Will you output the entries below exactly, skipping every image they contain?

● **Records shown**:
--
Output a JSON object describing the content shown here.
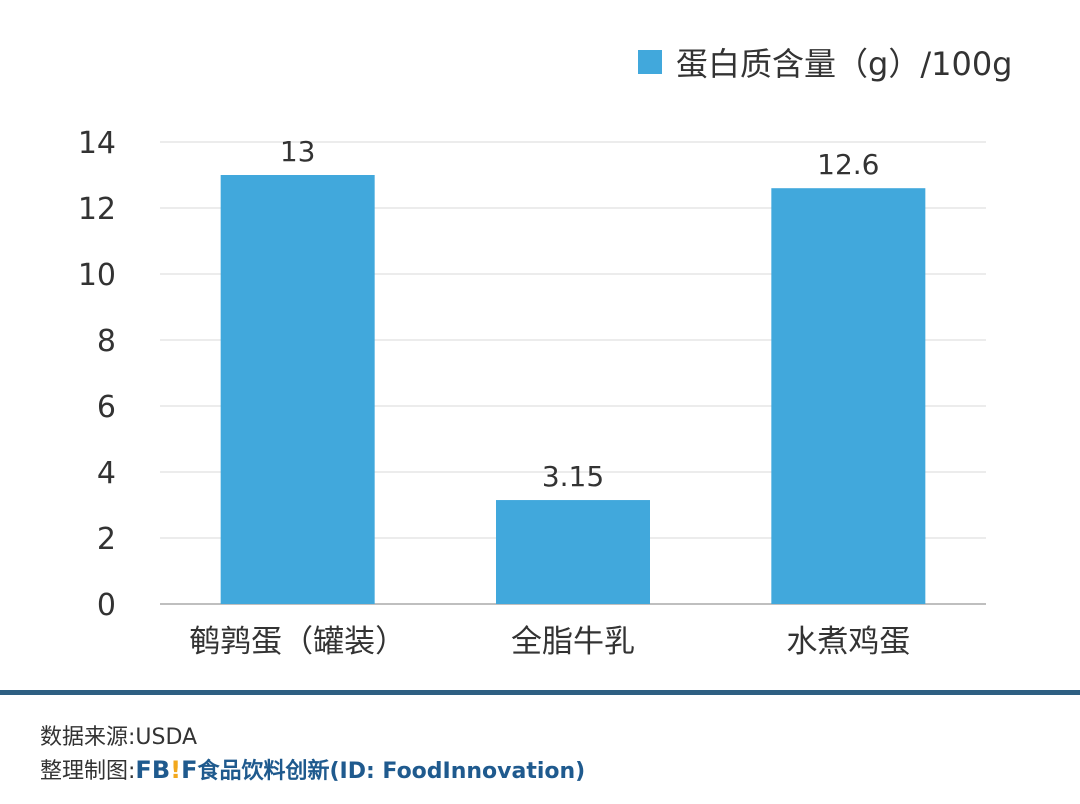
{
  "chart_data": {
    "type": "bar",
    "categories": [
      "鹌鹑蛋（罐装）",
      "全脂牛乳",
      "水煮鸡蛋"
    ],
    "series": [
      {
        "name": "蛋白质含量（g）/100g",
        "values": [
          13,
          3.15,
          12.6
        ],
        "color": "#41a8dc"
      }
    ],
    "value_labels": [
      "13",
      "3.15",
      "12.6"
    ],
    "ylim": [
      0,
      14
    ],
    "yticks": [
      0,
      2,
      4,
      6,
      8,
      10,
      12,
      14
    ],
    "grid": true,
    "legend_position": "top-right",
    "title": "",
    "xlabel": "",
    "ylabel": ""
  },
  "legend": {
    "label": "蛋白质含量（g）/100g"
  },
  "footer": {
    "source": "数据来源:USDA",
    "editor_prefix": "整理制图:",
    "brand_fb": "FB",
    "brand_bang": "!",
    "brand_f": "F",
    "brand_name": "食品饮料创新(ID: FoodInnovation)"
  },
  "colors": {
    "bar": "#41a8dc",
    "grid": "#d9d9d9",
    "axis": "#bfbfbf",
    "footer_line": "#2e5f82"
  }
}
--
● **Answer to the problem**:
Output a JSON object describing the content shown here.
{
  "chart_data": {
    "type": "bar",
    "categories": [
      "鹌鹑蛋（罐装）",
      "全脂牛乳",
      "水煮鸡蛋"
    ],
    "series": [
      {
        "name": "蛋白质含量（g）/100g",
        "values": [
          13,
          3.15,
          12.6
        ],
        "color": "#41a8dc"
      }
    ],
    "value_labels": [
      "13",
      "3.15",
      "12.6"
    ],
    "ylim": [
      0,
      14
    ],
    "yticks": [
      0,
      2,
      4,
      6,
      8,
      10,
      12,
      14
    ],
    "grid": true,
    "legend_position": "top-right",
    "title": "",
    "xlabel": "",
    "ylabel": ""
  },
  "legend": {
    "label": "蛋白质含量（g）/100g"
  },
  "footer": {
    "source": "数据来源:USDA",
    "editor_prefix": "整理制图:",
    "brand_fb": "FB",
    "brand_bang": "!",
    "brand_f": "F",
    "brand_name": "食品饮料创新(ID: FoodInnovation)"
  },
  "colors": {
    "bar": "#41a8dc",
    "grid": "#d9d9d9",
    "axis": "#bfbfbf",
    "footer_line": "#2e5f82"
  }
}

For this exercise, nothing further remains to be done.